[Start of Provided data]

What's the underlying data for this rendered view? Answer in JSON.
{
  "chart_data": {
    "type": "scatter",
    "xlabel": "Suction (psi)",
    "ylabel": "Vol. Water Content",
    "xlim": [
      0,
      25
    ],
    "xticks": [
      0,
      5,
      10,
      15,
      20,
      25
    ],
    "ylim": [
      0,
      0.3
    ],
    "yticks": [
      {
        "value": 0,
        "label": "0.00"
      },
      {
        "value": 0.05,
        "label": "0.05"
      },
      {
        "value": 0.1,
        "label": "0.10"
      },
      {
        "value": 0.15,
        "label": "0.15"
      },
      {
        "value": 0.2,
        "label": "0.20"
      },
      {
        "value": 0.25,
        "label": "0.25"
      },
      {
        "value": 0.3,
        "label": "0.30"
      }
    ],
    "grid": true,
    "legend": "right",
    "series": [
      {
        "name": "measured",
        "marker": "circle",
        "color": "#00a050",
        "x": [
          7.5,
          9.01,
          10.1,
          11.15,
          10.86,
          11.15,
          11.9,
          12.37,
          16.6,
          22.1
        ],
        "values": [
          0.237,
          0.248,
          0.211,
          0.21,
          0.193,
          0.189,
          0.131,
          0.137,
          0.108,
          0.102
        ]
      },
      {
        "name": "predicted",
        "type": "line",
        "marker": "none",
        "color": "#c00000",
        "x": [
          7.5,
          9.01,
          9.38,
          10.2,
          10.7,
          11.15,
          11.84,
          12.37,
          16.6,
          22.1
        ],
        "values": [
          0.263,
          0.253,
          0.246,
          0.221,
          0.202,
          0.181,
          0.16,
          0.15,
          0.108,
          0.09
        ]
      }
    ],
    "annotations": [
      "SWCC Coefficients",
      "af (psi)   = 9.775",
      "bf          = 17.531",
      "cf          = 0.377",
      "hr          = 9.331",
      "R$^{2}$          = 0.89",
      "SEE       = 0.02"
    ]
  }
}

[End of Provided data]

## [Job]
Produce an exact copy of all the records.

## [Exercise response]
What's the underlying data for this rendered view? Answer in JSON.
{
  "chart_data": {
    "type": "scatter",
    "xlabel": "Suction (psi)",
    "ylabel": "Vol. Water Content",
    "xlim": [
      0,
      25
    ],
    "xticks": [
      0,
      5,
      10,
      15,
      20,
      25
    ],
    "ylim": [
      0,
      0.3
    ],
    "yticks": [
      {
        "value": 0,
        "label": "0.00"
      },
      {
        "value": 0.05,
        "label": "0.05"
      },
      {
        "value": 0.1,
        "label": "0.10"
      },
      {
        "value": 0.15,
        "label": "0.15"
      },
      {
        "value": 0.2,
        "label": "0.20"
      },
      {
        "value": 0.25,
        "label": "0.25"
      },
      {
        "value": 0.3,
        "label": "0.30"
      }
    ],
    "grid": true,
    "legend": "right",
    "series": [
      {
        "name": "measured",
        "marker": "circle",
        "color": "#00a050",
        "x": [
          7.5,
          9.01,
          10.1,
          11.15,
          10.86,
          11.15,
          11.9,
          12.37,
          16.6,
          22.1
        ],
        "values": [
          0.237,
          0.248,
          0.211,
          0.21,
          0.193,
          0.189,
          0.131,
          0.137,
          0.108,
          0.102
        ]
      },
      {
        "name": "predicted",
        "type": "line",
        "marker": "none",
        "color": "#c00000",
        "x": [
          7.5,
          9.01,
          9.38,
          10.2,
          10.7,
          11.15,
          11.84,
          12.37,
          16.6,
          22.1
        ],
        "values": [
          0.263,
          0.253,
          0.246,
          0.221,
          0.202,
          0.181,
          0.16,
          0.15,
          0.108,
          0.09
        ]
      }
    ],
    "annotations": [
      "SWCC Coefficients",
      "af (psi)   = 9.775",
      "bf          = 17.531",
      "cf          = 0.377",
      "hr          = 9.331",
      "R$^{2}$          = 0.89",
      "SEE       = 0.02"
    ]
  }
}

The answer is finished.